* Records for this exercise
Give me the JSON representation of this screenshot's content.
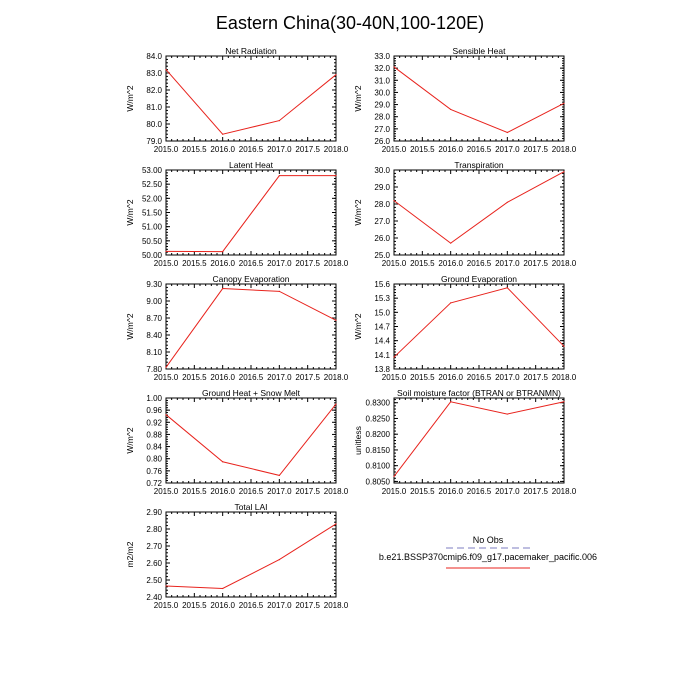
{
  "title": "Eastern China(30-40N,100-120E)",
  "colors": {
    "obs": "#a9a9d6",
    "model": "#e8231d",
    "axis": "#000000"
  },
  "legend": {
    "obs_label": "No Obs",
    "model_label": "b.e21.BSSP370cmip6.f09_g17.pacemaker_pacific.006"
  },
  "chart_data": [
    {
      "type": "line",
      "title": "Net Radiation",
      "ylabel": "W/m^2",
      "x": [
        2015,
        2016,
        2017,
        2018
      ],
      "values": [
        83.2,
        79.4,
        80.2,
        82.9
      ],
      "xlim": [
        2015,
        2018
      ],
      "ylim": [
        79.0,
        84.0
      ],
      "xticks": [
        "2015.0",
        "2015.5",
        "2016.0",
        "2016.5",
        "2017.0",
        "2017.5",
        "2018.0"
      ],
      "yticks": [
        "79.0",
        "80.0",
        "81.0",
        "82.0",
        "83.0",
        "84.0"
      ]
    },
    {
      "type": "line",
      "title": "Sensible Heat",
      "ylabel": "W/m^2",
      "x": [
        2015,
        2016,
        2017,
        2018
      ],
      "values": [
        32.1,
        28.6,
        26.7,
        29.1
      ],
      "xlim": [
        2015,
        2018
      ],
      "ylim": [
        26.0,
        33.0
      ],
      "xticks": [
        "2015.0",
        "2015.5",
        "2016.0",
        "2016.5",
        "2017.0",
        "2017.5",
        "2018.0"
      ],
      "yticks": [
        "26.0",
        "27.0",
        "28.0",
        "29.0",
        "30.0",
        "31.0",
        "32.0",
        "33.0"
      ]
    },
    {
      "type": "line",
      "title": "Latent Heat",
      "ylabel": "W/m^2",
      "x": [
        2015,
        2016,
        2017,
        2018
      ],
      "values": [
        50.13,
        50.12,
        52.8,
        52.8
      ],
      "xlim": [
        2015,
        2018
      ],
      "ylim": [
        50.0,
        53.0
      ],
      "xticks": [
        "2015.0",
        "2015.5",
        "2016.0",
        "2016.5",
        "2017.0",
        "2017.5",
        "2018.0"
      ],
      "yticks": [
        "50.00",
        "50.50",
        "51.00",
        "51.50",
        "52.00",
        "52.50",
        "53.00"
      ]
    },
    {
      "type": "line",
      "title": "Transpiration",
      "ylabel": "W/m^2",
      "x": [
        2015,
        2016,
        2017,
        2018
      ],
      "values": [
        28.2,
        25.7,
        28.1,
        29.9
      ],
      "xlim": [
        2015,
        2018
      ],
      "ylim": [
        25.0,
        30.0
      ],
      "xticks": [
        "2015.0",
        "2015.5",
        "2016.0",
        "2016.5",
        "2017.0",
        "2017.5",
        "2018.0"
      ],
      "yticks": [
        "25.0",
        "26.0",
        "27.0",
        "28.0",
        "29.0",
        "30.0"
      ]
    },
    {
      "type": "line",
      "title": "Canopy Evaporation",
      "ylabel": "W/m^2",
      "x": [
        2015,
        2016,
        2017,
        2018
      ],
      "values": [
        7.83,
        9.22,
        9.17,
        8.66
      ],
      "xlim": [
        2015,
        2018
      ],
      "ylim": [
        7.8,
        9.3
      ],
      "xticks": [
        "2015.0",
        "2015.5",
        "2016.0",
        "2016.5",
        "2017.0",
        "2017.5",
        "2018.0"
      ],
      "yticks": [
        "7.80",
        "8.10",
        "8.40",
        "8.70",
        "9.00",
        "9.30"
      ]
    },
    {
      "type": "line",
      "title": "Ground Evaporation",
      "ylabel": "W/m^2",
      "x": [
        2015,
        2016,
        2017,
        2018
      ],
      "values": [
        14.05,
        15.2,
        15.52,
        14.28
      ],
      "xlim": [
        2015,
        2018
      ],
      "ylim": [
        13.8,
        15.6
      ],
      "xticks": [
        "2015.0",
        "2015.5",
        "2016.0",
        "2016.5",
        "2017.0",
        "2017.5",
        "2018.0"
      ],
      "yticks": [
        "13.8",
        "14.1",
        "14.4",
        "14.7",
        "15.0",
        "15.3",
        "15.6"
      ]
    },
    {
      "type": "line",
      "title": "Ground Heat + Snow Melt",
      "ylabel": "W/m^2",
      "x": [
        2015,
        2016,
        2017,
        2018
      ],
      "values": [
        0.945,
        0.79,
        0.745,
        0.98
      ],
      "xlim": [
        2015,
        2018
      ],
      "ylim": [
        0.72,
        1.0
      ],
      "xticks": [
        "2015.0",
        "2015.5",
        "2016.0",
        "2016.5",
        "2017.0",
        "2017.5",
        "2018.0"
      ],
      "yticks": [
        "0.72",
        "0.76",
        "0.80",
        "0.84",
        "0.88",
        "0.92",
        "0.96",
        "1.00"
      ]
    },
    {
      "type": "line",
      "title": "Soil moisture factor (BTRAN or BTRANMN)",
      "ylabel": "unitless",
      "x": [
        2015,
        2016,
        2017,
        2018
      ],
      "values": [
        0.8066,
        0.8303,
        0.8264,
        0.8303
      ],
      "xlim": [
        2015,
        2018
      ],
      "ylim": [
        0.8045,
        0.8315
      ],
      "xticks": [
        "2015.0",
        "2015.5",
        "2016.0",
        "2016.5",
        "2017.0",
        "2017.5",
        "2018.0"
      ],
      "yticks": [
        "0.8050",
        "0.8100",
        "0.8150",
        "0.8200",
        "0.8250",
        "0.8300"
      ]
    },
    {
      "type": "line",
      "title": "Total LAI",
      "ylabel": "m2/m2",
      "x": [
        2015,
        2016,
        2017,
        2018
      ],
      "values": [
        2.465,
        2.45,
        2.62,
        2.83
      ],
      "xlim": [
        2015,
        2018
      ],
      "ylim": [
        2.4,
        2.9
      ],
      "xticks": [
        "2015.0",
        "2015.5",
        "2016.0",
        "2016.5",
        "2017.0",
        "2017.5",
        "2018.0"
      ],
      "yticks": [
        "2.40",
        "2.50",
        "2.60",
        "2.70",
        "2.80",
        "2.90"
      ]
    }
  ]
}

* What to produce
Make a verbatim copy of all the entries and strip out the pictures.

* Response to this task
Give me the JSON representation of this screenshot's content.
{
  "title": "Eastern China(30-40N,100-120E)",
  "colors": {
    "obs": "#a9a9d6",
    "model": "#e8231d",
    "axis": "#000000"
  },
  "legend": {
    "obs_label": "No Obs",
    "model_label": "b.e21.BSSP370cmip6.f09_g17.pacemaker_pacific.006"
  },
  "chart_data": [
    {
      "type": "line",
      "title": "Net Radiation",
      "ylabel": "W/m^2",
      "x": [
        2015,
        2016,
        2017,
        2018
      ],
      "values": [
        83.2,
        79.4,
        80.2,
        82.9
      ],
      "xlim": [
        2015,
        2018
      ],
      "ylim": [
        79.0,
        84.0
      ],
      "xticks": [
        "2015.0",
        "2015.5",
        "2016.0",
        "2016.5",
        "2017.0",
        "2017.5",
        "2018.0"
      ],
      "yticks": [
        "79.0",
        "80.0",
        "81.0",
        "82.0",
        "83.0",
        "84.0"
      ]
    },
    {
      "type": "line",
      "title": "Sensible Heat",
      "ylabel": "W/m^2",
      "x": [
        2015,
        2016,
        2017,
        2018
      ],
      "values": [
        32.1,
        28.6,
        26.7,
        29.1
      ],
      "xlim": [
        2015,
        2018
      ],
      "ylim": [
        26.0,
        33.0
      ],
      "xticks": [
        "2015.0",
        "2015.5",
        "2016.0",
        "2016.5",
        "2017.0",
        "2017.5",
        "2018.0"
      ],
      "yticks": [
        "26.0",
        "27.0",
        "28.0",
        "29.0",
        "30.0",
        "31.0",
        "32.0",
        "33.0"
      ]
    },
    {
      "type": "line",
      "title": "Latent Heat",
      "ylabel": "W/m^2",
      "x": [
        2015,
        2016,
        2017,
        2018
      ],
      "values": [
        50.13,
        50.12,
        52.8,
        52.8
      ],
      "xlim": [
        2015,
        2018
      ],
      "ylim": [
        50.0,
        53.0
      ],
      "xticks": [
        "2015.0",
        "2015.5",
        "2016.0",
        "2016.5",
        "2017.0",
        "2017.5",
        "2018.0"
      ],
      "yticks": [
        "50.00",
        "50.50",
        "51.00",
        "51.50",
        "52.00",
        "52.50",
        "53.00"
      ]
    },
    {
      "type": "line",
      "title": "Transpiration",
      "ylabel": "W/m^2",
      "x": [
        2015,
        2016,
        2017,
        2018
      ],
      "values": [
        28.2,
        25.7,
        28.1,
        29.9
      ],
      "xlim": [
        2015,
        2018
      ],
      "ylim": [
        25.0,
        30.0
      ],
      "xticks": [
        "2015.0",
        "2015.5",
        "2016.0",
        "2016.5",
        "2017.0",
        "2017.5",
        "2018.0"
      ],
      "yticks": [
        "25.0",
        "26.0",
        "27.0",
        "28.0",
        "29.0",
        "30.0"
      ]
    },
    {
      "type": "line",
      "title": "Canopy Evaporation",
      "ylabel": "W/m^2",
      "x": [
        2015,
        2016,
        2017,
        2018
      ],
      "values": [
        7.83,
        9.22,
        9.17,
        8.66
      ],
      "xlim": [
        2015,
        2018
      ],
      "ylim": [
        7.8,
        9.3
      ],
      "xticks": [
        "2015.0",
        "2015.5",
        "2016.0",
        "2016.5",
        "2017.0",
        "2017.5",
        "2018.0"
      ],
      "yticks": [
        "7.80",
        "8.10",
        "8.40",
        "8.70",
        "9.00",
        "9.30"
      ]
    },
    {
      "type": "line",
      "title": "Ground Evaporation",
      "ylabel": "W/m^2",
      "x": [
        2015,
        2016,
        2017,
        2018
      ],
      "values": [
        14.05,
        15.2,
        15.52,
        14.28
      ],
      "xlim": [
        2015,
        2018
      ],
      "ylim": [
        13.8,
        15.6
      ],
      "xticks": [
        "2015.0",
        "2015.5",
        "2016.0",
        "2016.5",
        "2017.0",
        "2017.5",
        "2018.0"
      ],
      "yticks": [
        "13.8",
        "14.1",
        "14.4",
        "14.7",
        "15.0",
        "15.3",
        "15.6"
      ]
    },
    {
      "type": "line",
      "title": "Ground Heat + Snow Melt",
      "ylabel": "W/m^2",
      "x": [
        2015,
        2016,
        2017,
        2018
      ],
      "values": [
        0.945,
        0.79,
        0.745,
        0.98
      ],
      "xlim": [
        2015,
        2018
      ],
      "ylim": [
        0.72,
        1.0
      ],
      "xticks": [
        "2015.0",
        "2015.5",
        "2016.0",
        "2016.5",
        "2017.0",
        "2017.5",
        "2018.0"
      ],
      "yticks": [
        "0.72",
        "0.76",
        "0.80",
        "0.84",
        "0.88",
        "0.92",
        "0.96",
        "1.00"
      ]
    },
    {
      "type": "line",
      "title": "Soil moisture factor (BTRAN or BTRANMN)",
      "ylabel": "unitless",
      "x": [
        2015,
        2016,
        2017,
        2018
      ],
      "values": [
        0.8066,
        0.8303,
        0.8264,
        0.8303
      ],
      "xlim": [
        2015,
        2018
      ],
      "ylim": [
        0.8045,
        0.8315
      ],
      "xticks": [
        "2015.0",
        "2015.5",
        "2016.0",
        "2016.5",
        "2017.0",
        "2017.5",
        "2018.0"
      ],
      "yticks": [
        "0.8050",
        "0.8100",
        "0.8150",
        "0.8200",
        "0.8250",
        "0.8300"
      ]
    },
    {
      "type": "line",
      "title": "Total LAI",
      "ylabel": "m2/m2",
      "x": [
        2015,
        2016,
        2017,
        2018
      ],
      "values": [
        2.465,
        2.45,
        2.62,
        2.83
      ],
      "xlim": [
        2015,
        2018
      ],
      "ylim": [
        2.4,
        2.9
      ],
      "xticks": [
        "2015.0",
        "2015.5",
        "2016.0",
        "2016.5",
        "2017.0",
        "2017.5",
        "2018.0"
      ],
      "yticks": [
        "2.40",
        "2.50",
        "2.60",
        "2.70",
        "2.80",
        "2.90"
      ]
    }
  ]
}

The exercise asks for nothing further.